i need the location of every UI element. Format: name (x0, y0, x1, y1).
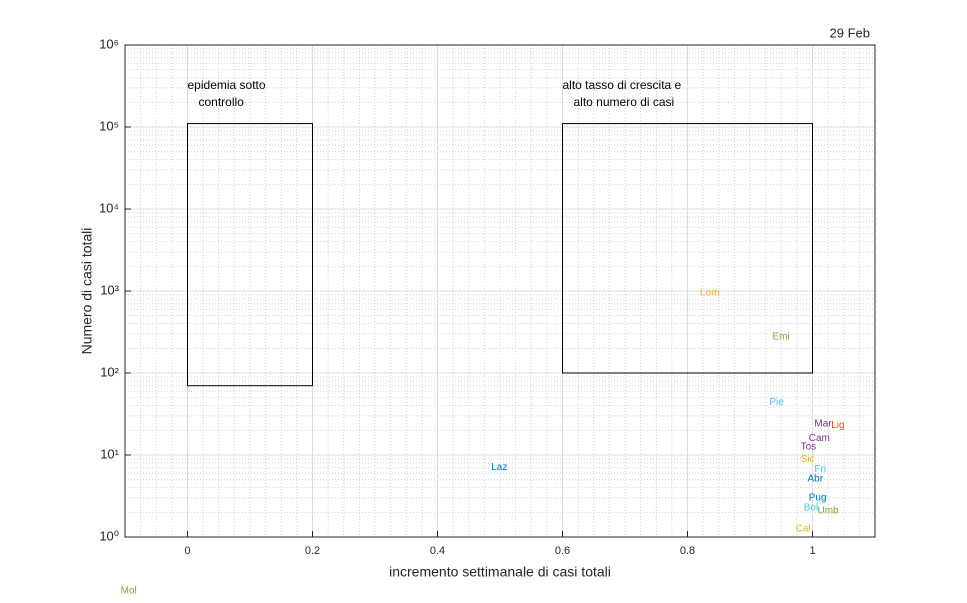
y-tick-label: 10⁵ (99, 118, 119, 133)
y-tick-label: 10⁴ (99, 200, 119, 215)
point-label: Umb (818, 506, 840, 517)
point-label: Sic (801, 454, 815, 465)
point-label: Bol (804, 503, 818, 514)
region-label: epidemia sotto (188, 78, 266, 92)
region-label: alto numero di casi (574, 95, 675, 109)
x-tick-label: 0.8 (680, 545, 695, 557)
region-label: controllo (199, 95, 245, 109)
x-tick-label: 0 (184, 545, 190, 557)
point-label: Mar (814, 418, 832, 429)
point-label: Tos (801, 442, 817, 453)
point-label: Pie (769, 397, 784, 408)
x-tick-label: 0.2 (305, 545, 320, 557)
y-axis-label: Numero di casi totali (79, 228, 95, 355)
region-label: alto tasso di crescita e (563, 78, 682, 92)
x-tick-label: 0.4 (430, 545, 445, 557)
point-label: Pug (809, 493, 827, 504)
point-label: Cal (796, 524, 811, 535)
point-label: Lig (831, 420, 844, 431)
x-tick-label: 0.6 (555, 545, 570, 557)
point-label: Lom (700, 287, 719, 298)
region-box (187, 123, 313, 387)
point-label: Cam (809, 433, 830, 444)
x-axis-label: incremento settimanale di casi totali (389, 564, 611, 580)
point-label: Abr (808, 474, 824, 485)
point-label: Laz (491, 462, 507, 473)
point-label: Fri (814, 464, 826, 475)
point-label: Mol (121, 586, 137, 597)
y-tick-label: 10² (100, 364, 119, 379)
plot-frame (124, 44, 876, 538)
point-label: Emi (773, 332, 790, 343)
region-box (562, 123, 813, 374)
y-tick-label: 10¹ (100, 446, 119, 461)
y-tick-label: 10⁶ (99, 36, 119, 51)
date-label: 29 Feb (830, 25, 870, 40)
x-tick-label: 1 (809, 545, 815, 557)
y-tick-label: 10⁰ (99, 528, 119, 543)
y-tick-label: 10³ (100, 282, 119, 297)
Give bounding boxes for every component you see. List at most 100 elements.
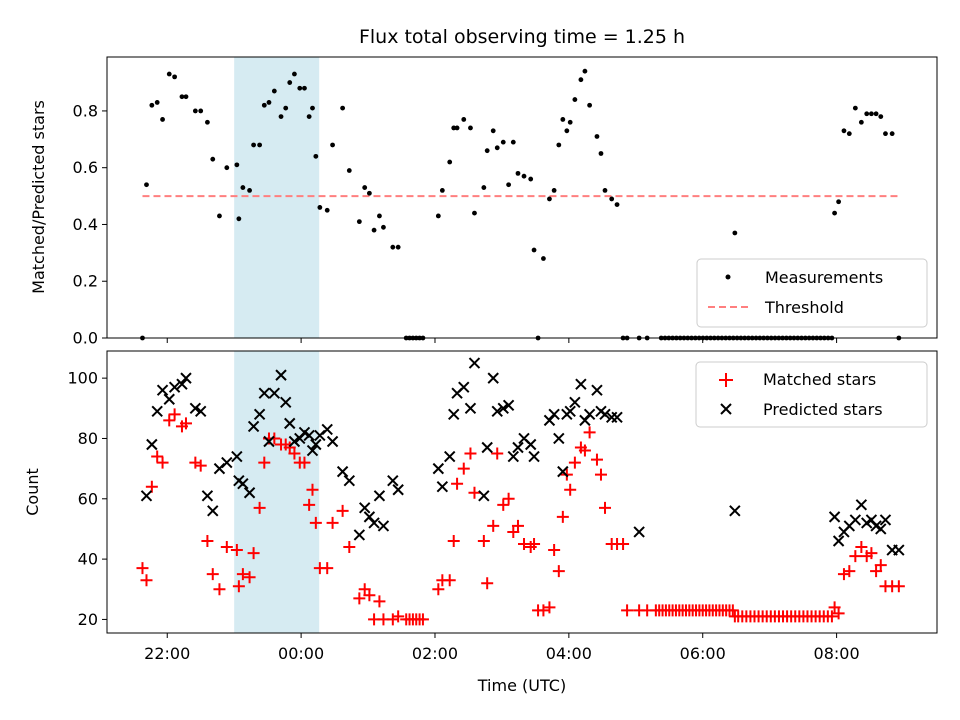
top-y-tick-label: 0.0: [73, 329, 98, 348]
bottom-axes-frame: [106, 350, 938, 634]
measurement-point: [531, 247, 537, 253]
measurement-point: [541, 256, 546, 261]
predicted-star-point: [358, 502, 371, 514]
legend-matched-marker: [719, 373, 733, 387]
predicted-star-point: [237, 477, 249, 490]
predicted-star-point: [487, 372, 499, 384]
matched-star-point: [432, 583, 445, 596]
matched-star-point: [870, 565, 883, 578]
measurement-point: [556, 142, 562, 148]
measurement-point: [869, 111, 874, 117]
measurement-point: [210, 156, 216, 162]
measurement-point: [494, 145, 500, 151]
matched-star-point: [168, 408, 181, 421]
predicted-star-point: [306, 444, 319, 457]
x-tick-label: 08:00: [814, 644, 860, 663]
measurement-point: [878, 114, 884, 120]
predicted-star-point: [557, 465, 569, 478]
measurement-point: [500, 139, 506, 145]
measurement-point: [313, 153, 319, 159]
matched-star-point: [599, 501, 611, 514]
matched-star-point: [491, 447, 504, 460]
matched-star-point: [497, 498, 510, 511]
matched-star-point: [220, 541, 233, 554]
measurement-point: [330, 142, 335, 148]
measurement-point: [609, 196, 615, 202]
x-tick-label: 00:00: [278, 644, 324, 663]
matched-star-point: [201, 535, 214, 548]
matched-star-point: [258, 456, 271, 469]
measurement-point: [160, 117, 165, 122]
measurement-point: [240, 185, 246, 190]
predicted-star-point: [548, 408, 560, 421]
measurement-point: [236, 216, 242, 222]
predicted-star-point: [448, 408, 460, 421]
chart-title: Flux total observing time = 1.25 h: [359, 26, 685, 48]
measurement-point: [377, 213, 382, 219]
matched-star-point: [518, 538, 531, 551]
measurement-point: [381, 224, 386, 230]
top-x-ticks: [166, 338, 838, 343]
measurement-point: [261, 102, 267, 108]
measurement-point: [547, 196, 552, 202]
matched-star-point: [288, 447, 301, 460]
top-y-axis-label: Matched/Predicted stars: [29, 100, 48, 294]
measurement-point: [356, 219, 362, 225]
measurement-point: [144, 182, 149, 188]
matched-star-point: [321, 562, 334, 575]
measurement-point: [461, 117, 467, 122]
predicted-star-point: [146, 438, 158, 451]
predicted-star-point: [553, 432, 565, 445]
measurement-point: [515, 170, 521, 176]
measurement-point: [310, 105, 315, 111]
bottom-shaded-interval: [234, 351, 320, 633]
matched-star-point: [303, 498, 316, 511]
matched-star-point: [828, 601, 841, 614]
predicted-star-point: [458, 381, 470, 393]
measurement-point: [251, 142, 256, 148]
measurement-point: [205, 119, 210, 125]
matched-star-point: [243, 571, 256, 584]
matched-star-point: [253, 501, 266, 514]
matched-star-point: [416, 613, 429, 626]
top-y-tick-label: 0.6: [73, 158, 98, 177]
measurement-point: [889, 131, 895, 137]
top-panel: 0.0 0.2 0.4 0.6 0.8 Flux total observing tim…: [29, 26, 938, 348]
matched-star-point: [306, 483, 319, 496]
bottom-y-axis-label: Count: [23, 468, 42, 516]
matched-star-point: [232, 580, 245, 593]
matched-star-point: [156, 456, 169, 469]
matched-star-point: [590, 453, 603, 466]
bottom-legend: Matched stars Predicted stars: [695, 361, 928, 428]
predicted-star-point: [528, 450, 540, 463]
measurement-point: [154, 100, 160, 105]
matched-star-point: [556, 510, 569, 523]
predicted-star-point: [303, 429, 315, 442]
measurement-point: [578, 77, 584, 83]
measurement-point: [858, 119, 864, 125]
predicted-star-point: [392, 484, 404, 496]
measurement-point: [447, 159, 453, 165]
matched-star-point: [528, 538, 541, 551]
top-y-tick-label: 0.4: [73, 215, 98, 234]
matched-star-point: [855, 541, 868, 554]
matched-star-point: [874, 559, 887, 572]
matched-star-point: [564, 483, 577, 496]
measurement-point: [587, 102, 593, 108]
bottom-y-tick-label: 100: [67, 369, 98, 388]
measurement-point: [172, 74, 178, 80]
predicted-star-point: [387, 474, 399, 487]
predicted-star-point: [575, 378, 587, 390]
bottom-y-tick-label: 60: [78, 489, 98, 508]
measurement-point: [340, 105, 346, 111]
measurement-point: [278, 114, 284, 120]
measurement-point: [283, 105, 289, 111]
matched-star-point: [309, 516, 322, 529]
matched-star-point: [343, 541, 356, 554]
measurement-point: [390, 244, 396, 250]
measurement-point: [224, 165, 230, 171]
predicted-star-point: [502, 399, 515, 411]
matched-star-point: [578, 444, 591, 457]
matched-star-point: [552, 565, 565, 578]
☆ ☆ ☆ ☆ ☆ ☆ ☆
Copy out, without alteration, the lines of the listing from the line with "top-y-tick-label: 0.0: [73, 329, 98, 348]" to the line with "matched-star-point: [201, 535, 214, 548]", including both of those lines.

• [OUTPUT BELOW]:
top-y-tick-label: 0.0: [73, 329, 98, 348]
bottom-axes-frame: [106, 350, 938, 634]
measurement-point: [531, 247, 537, 253]
measurement-point: [541, 256, 546, 261]
predicted-star-point: [358, 502, 371, 514]
legend-matched-marker: [719, 373, 733, 387]
predicted-star-point: [237, 477, 249, 490]
predicted-star-point: [487, 372, 499, 384]
matched-star-point: [432, 583, 445, 596]
matched-star-point: [870, 565, 883, 578]
measurement-point: [556, 142, 562, 148]
measurement-point: [869, 111, 874, 117]
measurement-point: [210, 156, 216, 162]
measurement-point: [494, 145, 500, 151]
matched-star-point: [168, 408, 181, 421]
predicted-star-point: [306, 444, 319, 457]
x-tick-label: 08:00: [814, 644, 860, 663]
measurement-point: [878, 114, 884, 120]
predicted-star-point: [557, 465, 569, 478]
measurement-point: [500, 139, 506, 145]
measurement-point: [313, 153, 319, 159]
matched-star-point: [599, 501, 611, 514]
matched-star-point: [491, 447, 504, 460]
matched-star-point: [497, 498, 510, 511]
matched-star-point: [220, 541, 233, 554]
measurement-point: [330, 142, 335, 148]
measurement-point: [609, 196, 615, 202]
x-tick-label: 00:00: [278, 644, 324, 663]
matched-star-point: [201, 535, 214, 548]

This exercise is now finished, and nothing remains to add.